| Instructions to follow |
Copy each line that holds "эксплуатационные".

| Exercise input |
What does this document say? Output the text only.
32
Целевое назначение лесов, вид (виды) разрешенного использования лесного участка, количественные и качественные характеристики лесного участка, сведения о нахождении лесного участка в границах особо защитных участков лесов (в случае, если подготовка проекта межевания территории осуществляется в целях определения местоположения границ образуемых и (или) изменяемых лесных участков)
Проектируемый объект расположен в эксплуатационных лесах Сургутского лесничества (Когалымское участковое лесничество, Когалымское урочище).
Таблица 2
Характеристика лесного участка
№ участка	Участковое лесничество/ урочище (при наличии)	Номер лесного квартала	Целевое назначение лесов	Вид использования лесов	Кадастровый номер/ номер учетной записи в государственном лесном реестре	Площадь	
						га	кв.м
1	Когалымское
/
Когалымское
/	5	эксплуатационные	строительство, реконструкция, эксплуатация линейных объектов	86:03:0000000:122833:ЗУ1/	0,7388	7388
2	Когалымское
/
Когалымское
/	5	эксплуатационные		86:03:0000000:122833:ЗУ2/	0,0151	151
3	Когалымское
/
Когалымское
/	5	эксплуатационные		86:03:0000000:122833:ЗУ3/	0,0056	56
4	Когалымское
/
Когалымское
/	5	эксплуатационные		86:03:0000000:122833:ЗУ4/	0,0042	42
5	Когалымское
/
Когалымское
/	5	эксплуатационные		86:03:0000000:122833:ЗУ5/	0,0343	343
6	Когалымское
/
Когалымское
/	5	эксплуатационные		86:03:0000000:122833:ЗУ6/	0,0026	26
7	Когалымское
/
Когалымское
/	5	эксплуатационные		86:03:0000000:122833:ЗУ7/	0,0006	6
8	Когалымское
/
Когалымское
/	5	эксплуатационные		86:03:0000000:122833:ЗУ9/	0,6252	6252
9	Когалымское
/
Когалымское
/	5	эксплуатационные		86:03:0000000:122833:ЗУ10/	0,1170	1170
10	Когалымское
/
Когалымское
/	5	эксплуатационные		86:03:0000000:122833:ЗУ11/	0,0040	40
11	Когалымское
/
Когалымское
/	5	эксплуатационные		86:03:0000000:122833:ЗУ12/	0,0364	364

| Full solution |
/	5	эксплуатационные	строительство, реконструкция, эксплуатация линейных объектов	86:03:0000000:122833:ЗУ1/	0,7388	7388
/	5	эксплуатационные		86:03:0000000:122833:ЗУ2/	0,0151	151
/	5	эксплуатационные		86:03:0000000:122833:ЗУ3/	0,0056	56
/	5	эксплуатационные		86:03:0000000:122833:ЗУ4/	0,0042	42
/	5	эксплуатационные		86:03:0000000:122833:ЗУ5/	0,0343	343
/	5	эксплуатационные		86:03:0000000:122833:ЗУ6/	0,0026	26
/	5	эксплуатационные		86:03:0000000:122833:ЗУ7/	0,0006	6
/	5	эксплуатационные		86:03:0000000:122833:ЗУ9/	0,6252	6252
/	5	эксплуатационные		86:03:0000000:122833:ЗУ10/	0,1170	1170
/	5	эксплуатационные		86:03:0000000:122833:ЗУ11/	0,0040	40
/	5	эксплуатационные		86:03:0000000:122833:ЗУ12/	0,0364	364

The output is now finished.